> [Entries]:
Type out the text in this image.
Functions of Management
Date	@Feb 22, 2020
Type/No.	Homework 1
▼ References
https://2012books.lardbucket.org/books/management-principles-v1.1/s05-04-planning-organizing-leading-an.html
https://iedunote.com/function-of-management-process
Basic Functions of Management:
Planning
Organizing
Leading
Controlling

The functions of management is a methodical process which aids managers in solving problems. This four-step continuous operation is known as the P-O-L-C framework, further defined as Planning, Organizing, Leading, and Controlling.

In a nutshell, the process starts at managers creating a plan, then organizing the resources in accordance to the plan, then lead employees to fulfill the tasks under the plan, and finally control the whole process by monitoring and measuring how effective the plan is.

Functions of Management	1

> [Task]:
Take the lines above and print them exactly.

> [Response below]:
Type out the text in this image.
Functions of Management
Date	@Feb 22, 2020
Type/No.	Homework 1
▼ References
https://2012books.lardbucket.org/books/management-principles-v1.1/s05-04-planning-organizing-leading-an.html
https://iedunote.com/function-of-management-process
Basic Functions of Management:
Planning
Organizing
Leading
Controlling

The functions of management is a methodical process which aids managers in solving problems. This four-step continuous operation is known as the P-O-L-C framework, further defined as Planning, Organizing, Leading, and Controlling.

In a nutshell, the process starts at managers creating a plan, then organizing the resources in accordance to the plan, then lead employees to fulfill the tasks under the plan, and finally control the whole process by monitoring and measuring how effective the plan is.

Functions of Management	1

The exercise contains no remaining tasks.